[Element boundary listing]
=-=-=
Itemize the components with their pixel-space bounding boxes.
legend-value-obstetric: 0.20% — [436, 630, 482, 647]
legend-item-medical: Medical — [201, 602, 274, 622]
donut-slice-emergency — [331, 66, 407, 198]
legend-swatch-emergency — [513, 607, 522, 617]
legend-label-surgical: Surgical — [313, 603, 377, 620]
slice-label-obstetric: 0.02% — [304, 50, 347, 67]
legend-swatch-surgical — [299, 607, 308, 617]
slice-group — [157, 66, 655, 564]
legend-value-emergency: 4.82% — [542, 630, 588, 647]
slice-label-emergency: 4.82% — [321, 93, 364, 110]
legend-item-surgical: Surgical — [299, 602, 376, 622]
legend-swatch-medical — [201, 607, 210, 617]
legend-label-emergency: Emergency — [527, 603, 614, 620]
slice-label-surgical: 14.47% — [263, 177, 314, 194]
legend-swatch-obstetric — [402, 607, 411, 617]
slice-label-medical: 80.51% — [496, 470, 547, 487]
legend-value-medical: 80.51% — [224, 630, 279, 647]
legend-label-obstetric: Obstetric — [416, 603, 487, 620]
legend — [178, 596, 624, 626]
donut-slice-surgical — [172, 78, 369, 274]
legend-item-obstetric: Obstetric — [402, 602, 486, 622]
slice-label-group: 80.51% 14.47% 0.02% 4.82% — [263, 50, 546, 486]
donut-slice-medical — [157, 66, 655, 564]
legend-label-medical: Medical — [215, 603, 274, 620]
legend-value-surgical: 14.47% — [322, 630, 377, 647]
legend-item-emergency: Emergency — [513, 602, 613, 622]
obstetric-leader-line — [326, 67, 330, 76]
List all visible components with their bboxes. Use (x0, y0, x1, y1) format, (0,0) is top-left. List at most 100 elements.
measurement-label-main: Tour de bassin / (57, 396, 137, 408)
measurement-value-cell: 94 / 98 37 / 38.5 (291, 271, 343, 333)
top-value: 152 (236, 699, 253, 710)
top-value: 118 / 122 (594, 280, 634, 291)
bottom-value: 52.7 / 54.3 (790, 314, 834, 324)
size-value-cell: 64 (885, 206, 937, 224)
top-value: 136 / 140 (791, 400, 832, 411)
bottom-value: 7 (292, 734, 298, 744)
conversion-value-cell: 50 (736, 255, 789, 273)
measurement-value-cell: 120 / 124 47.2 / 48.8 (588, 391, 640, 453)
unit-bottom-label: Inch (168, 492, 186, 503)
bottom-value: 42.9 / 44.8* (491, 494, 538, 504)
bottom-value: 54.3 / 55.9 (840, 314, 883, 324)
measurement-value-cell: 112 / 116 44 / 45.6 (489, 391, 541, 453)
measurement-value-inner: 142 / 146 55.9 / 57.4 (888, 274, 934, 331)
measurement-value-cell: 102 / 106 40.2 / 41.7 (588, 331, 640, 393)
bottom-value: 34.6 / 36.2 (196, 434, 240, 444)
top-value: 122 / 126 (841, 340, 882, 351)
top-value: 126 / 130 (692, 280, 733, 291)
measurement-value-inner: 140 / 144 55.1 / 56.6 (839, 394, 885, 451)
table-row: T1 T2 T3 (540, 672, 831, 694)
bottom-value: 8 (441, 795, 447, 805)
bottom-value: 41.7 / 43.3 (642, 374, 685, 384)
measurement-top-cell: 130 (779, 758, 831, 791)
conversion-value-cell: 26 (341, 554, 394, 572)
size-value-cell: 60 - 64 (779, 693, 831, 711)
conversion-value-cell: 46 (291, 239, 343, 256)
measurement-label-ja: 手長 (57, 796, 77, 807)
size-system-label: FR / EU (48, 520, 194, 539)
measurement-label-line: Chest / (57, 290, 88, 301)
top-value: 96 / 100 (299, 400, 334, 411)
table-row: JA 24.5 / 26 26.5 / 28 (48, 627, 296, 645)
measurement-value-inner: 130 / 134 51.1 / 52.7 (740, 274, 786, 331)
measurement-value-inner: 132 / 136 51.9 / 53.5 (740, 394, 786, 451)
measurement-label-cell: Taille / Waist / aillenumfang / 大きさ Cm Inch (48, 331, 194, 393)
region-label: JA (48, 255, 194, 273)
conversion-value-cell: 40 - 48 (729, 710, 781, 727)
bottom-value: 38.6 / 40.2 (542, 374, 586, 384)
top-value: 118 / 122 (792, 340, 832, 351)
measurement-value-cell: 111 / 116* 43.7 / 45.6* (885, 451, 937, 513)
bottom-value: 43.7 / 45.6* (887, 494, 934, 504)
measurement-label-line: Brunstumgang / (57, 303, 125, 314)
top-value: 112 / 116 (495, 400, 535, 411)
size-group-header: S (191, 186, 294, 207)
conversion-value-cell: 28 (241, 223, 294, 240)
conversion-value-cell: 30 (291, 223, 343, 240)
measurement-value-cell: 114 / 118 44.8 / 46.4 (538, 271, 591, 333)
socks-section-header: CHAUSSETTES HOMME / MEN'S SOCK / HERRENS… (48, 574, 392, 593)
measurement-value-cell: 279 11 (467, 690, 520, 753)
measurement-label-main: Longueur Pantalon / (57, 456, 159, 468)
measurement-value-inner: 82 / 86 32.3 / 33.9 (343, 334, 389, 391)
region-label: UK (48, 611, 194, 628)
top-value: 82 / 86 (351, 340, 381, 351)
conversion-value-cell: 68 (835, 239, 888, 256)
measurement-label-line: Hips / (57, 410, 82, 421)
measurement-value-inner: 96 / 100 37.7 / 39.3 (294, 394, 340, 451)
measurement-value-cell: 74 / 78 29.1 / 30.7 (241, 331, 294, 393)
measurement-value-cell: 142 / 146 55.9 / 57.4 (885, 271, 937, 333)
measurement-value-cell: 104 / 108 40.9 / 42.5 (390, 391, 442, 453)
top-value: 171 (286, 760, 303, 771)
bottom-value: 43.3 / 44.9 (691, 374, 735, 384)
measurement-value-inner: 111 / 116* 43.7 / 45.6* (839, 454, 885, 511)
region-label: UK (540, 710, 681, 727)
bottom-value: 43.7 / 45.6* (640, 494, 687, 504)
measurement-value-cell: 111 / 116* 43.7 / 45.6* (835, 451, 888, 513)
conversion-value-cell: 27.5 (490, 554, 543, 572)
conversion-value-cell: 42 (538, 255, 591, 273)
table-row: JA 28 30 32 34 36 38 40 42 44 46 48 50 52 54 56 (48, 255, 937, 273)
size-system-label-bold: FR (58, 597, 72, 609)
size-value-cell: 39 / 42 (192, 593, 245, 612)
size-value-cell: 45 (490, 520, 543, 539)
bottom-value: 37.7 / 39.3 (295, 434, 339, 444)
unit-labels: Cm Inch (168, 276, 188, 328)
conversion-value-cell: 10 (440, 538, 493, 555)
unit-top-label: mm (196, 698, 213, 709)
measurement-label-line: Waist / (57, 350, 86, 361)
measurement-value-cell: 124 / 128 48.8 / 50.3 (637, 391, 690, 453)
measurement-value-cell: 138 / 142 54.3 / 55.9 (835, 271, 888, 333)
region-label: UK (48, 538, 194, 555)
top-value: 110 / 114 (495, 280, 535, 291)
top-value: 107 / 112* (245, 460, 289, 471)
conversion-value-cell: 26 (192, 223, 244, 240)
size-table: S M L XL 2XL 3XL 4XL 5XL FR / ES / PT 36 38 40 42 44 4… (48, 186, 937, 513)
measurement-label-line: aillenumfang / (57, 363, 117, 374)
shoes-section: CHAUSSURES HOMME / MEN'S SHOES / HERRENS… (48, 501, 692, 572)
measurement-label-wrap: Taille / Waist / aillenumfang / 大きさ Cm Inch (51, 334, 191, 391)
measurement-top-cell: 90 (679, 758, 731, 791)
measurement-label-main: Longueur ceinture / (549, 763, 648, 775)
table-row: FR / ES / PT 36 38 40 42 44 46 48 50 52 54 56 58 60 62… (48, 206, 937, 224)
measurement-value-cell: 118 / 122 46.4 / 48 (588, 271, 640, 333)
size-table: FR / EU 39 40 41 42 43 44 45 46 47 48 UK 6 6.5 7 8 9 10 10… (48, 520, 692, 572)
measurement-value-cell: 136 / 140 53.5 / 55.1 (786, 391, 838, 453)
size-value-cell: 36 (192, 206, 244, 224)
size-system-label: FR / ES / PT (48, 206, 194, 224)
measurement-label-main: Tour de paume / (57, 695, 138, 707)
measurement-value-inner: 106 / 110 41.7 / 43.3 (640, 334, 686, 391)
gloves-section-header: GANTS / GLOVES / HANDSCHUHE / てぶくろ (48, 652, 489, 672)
=-=-=
**WRITTEN TASK:** Reproduce the listing verbatim, from its first line through the line holding "measurement-value-cell: 102 /", both ends included.

**FINISHED EXERCISE:**
Itemize the components with their pixel-space bounding boxes.
legend-value-obstetric: 0.20% — [436, 630, 482, 647]
legend-item-medical: Medical — [201, 602, 274, 622]
donut-slice-emergency — [331, 66, 407, 198]
legend-swatch-emergency — [513, 607, 522, 617]
legend-label-surgical: Surgical — [313, 603, 377, 620]
slice-label-obstetric: 0.02% — [304, 50, 347, 67]
legend-swatch-surgical — [299, 607, 308, 617]
slice-group — [157, 66, 655, 564]
legend-value-emergency: 4.82% — [542, 630, 588, 647]
slice-label-emergency: 4.82% — [321, 93, 364, 110]
legend-item-surgical: Surgical — [299, 602, 376, 622]
legend-swatch-medical — [201, 607, 210, 617]
legend-label-emergency: Emergency — [527, 603, 614, 620]
slice-label-surgical: 14.47% — [263, 177, 314, 194]
legend-swatch-obstetric — [402, 607, 411, 617]
slice-label-medical: 80.51% — [496, 470, 547, 487]
legend-value-medical: 80.51% — [224, 630, 279, 647]
legend-label-obstetric: Obstetric — [416, 603, 487, 620]
legend — [178, 596, 624, 626]
donut-slice-surgical — [172, 78, 369, 274]
legend-item-obstetric: Obstetric — [402, 602, 486, 622]
slice-label-group: 80.51% 14.47% 0.02% 4.82% — [263, 50, 546, 486]
donut-slice-medical — [157, 66, 655, 564]
legend-label-medical: Medical — [215, 603, 274, 620]
legend-value-surgical: 14.47% — [322, 630, 377, 647]
legend-item-emergency: Emergency — [513, 602, 613, 622]
obstetric-leader-line — [326, 67, 330, 76]
List all visible components with their bboxes. Use (x0, y0, x1, y1) format, (0,0) is top-left. List at most 100 elements.
measurement-label-main: Tour de bassin / (57, 396, 137, 408)
measurement-value-cell: 94 / 98 37 / 38.5 (291, 271, 343, 333)
top-value: 152 (236, 699, 253, 710)
top-value: 118 / 122 (594, 280, 634, 291)
bottom-value: 52.7 / 54.3 (790, 314, 834, 324)
size-value-cell: 64 (885, 206, 937, 224)
top-value: 136 / 140 (791, 400, 832, 411)
bottom-value: 7 (292, 734, 298, 744)
conversion-value-cell: 50 (736, 255, 789, 273)
measurement-value-cell: 120 / 124 47.2 / 48.8 (588, 391, 640, 453)
unit-bottom-label: Inch (168, 492, 186, 503)
bottom-value: 42.9 / 44.8* (491, 494, 538, 504)
bottom-value: 54.3 / 55.9 (840, 314, 883, 324)
measurement-value-cell: 112 / 116 44 / 45.6 (489, 391, 541, 453)
measurement-value-inner: 142 / 146 55.9 / 57.4 (888, 274, 934, 331)
measurement-value-cell: 102 / 106 40.2 / 41.7 (588, 331, 640, 393)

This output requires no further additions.